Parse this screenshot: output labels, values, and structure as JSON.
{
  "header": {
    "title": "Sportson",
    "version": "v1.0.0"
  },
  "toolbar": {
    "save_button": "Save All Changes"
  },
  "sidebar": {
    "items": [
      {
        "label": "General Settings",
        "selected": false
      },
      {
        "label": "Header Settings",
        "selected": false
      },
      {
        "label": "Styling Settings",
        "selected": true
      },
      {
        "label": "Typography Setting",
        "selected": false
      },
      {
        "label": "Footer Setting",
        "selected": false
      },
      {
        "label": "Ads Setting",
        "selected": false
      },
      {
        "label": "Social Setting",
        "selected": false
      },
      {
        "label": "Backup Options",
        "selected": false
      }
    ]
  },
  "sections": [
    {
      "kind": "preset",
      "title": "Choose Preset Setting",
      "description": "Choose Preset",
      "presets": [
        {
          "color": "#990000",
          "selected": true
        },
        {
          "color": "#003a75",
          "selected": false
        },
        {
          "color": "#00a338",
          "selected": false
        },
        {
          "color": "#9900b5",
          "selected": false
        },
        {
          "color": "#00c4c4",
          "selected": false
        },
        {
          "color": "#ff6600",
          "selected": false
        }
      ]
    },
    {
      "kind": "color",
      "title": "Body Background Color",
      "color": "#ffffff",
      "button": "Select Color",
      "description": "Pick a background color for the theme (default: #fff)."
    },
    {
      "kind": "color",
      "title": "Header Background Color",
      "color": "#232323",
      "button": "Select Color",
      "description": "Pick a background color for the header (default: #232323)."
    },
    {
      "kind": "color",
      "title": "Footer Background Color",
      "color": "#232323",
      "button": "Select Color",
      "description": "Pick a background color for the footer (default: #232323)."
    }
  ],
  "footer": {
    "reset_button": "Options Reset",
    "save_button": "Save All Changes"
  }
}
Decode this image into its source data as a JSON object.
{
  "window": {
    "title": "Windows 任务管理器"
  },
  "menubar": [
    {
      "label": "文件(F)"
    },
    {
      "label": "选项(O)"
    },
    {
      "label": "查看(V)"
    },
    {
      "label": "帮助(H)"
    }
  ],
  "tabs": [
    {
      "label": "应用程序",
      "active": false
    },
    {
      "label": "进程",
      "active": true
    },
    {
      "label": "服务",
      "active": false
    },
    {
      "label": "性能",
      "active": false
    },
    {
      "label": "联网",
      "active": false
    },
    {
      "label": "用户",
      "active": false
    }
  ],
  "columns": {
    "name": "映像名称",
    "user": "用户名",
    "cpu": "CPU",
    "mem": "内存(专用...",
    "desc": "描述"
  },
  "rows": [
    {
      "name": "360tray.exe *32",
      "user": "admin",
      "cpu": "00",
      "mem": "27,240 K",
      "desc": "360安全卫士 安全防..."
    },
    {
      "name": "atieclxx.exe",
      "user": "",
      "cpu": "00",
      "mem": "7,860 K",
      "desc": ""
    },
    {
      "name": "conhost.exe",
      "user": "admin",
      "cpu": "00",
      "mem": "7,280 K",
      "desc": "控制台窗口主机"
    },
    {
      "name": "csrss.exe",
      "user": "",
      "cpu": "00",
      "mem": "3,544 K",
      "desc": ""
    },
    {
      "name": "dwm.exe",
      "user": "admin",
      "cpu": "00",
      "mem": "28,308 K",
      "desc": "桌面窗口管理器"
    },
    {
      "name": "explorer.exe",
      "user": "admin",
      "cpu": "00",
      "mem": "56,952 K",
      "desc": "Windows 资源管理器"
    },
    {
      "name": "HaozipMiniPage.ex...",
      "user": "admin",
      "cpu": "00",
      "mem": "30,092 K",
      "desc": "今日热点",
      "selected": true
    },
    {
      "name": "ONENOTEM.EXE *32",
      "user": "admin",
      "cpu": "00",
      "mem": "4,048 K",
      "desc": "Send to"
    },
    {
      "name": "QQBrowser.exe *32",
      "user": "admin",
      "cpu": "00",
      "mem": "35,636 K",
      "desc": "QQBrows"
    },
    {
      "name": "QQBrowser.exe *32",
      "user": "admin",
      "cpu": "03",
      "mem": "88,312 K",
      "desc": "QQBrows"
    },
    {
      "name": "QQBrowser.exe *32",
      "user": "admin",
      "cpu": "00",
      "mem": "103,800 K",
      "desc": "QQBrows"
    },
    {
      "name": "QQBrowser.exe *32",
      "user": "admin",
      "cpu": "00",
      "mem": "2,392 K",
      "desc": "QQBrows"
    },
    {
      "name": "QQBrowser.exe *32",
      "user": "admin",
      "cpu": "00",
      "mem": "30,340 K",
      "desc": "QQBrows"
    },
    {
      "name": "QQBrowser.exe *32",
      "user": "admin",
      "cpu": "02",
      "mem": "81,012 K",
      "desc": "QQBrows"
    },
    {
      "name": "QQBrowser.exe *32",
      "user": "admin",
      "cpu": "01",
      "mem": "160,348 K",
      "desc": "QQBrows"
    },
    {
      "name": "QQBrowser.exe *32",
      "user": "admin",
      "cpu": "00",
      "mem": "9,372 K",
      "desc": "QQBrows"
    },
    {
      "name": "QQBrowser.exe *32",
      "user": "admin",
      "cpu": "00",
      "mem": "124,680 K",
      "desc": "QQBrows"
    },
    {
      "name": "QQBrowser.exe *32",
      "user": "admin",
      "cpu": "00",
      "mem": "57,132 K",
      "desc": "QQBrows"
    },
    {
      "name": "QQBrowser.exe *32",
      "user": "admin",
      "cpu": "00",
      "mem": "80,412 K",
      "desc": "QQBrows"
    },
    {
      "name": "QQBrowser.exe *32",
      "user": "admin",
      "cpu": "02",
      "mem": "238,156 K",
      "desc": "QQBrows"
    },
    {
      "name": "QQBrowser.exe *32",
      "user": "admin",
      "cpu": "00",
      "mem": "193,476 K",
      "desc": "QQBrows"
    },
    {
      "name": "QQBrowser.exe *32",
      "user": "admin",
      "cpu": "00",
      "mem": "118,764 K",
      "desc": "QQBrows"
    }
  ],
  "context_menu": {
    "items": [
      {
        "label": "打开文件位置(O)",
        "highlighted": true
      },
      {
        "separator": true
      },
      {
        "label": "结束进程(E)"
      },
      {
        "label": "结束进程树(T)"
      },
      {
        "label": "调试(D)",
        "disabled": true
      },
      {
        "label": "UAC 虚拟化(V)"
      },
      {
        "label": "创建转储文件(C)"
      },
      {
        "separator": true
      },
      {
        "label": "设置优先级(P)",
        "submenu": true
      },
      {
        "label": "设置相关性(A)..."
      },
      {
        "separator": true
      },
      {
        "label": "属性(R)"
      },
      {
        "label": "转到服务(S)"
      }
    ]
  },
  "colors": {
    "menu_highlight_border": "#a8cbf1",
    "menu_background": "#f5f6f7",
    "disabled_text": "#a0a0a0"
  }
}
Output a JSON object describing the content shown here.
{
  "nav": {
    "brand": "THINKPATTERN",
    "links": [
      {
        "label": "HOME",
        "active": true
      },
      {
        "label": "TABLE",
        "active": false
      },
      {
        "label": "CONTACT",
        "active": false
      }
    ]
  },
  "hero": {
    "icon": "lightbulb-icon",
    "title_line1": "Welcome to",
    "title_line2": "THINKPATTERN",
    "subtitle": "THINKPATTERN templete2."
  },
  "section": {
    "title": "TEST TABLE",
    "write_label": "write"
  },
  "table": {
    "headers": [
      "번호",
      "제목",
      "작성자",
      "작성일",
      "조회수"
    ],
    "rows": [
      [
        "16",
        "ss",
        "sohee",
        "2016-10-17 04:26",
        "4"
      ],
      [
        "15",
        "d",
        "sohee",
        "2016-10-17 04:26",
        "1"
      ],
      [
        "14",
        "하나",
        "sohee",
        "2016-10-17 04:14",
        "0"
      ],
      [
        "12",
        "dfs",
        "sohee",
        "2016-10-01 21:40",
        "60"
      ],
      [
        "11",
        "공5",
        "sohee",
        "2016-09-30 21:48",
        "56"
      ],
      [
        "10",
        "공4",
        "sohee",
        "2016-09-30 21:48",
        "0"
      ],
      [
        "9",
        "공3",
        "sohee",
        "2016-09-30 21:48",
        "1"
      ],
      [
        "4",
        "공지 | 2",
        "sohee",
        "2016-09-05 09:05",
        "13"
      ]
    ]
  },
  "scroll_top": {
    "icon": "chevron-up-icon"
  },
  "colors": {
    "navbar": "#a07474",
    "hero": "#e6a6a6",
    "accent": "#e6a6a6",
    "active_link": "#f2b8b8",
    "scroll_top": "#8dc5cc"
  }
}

**********

Pull out each line of the listing that holds the string "true".

▸ The output:
        "selected": true
          "selected": true
      "active": true
      "selected": true
        "highlighted": true
        "separator": true
        "disabled": true
        "separator": true
        "submenu": true
        "separator": true
        "active": true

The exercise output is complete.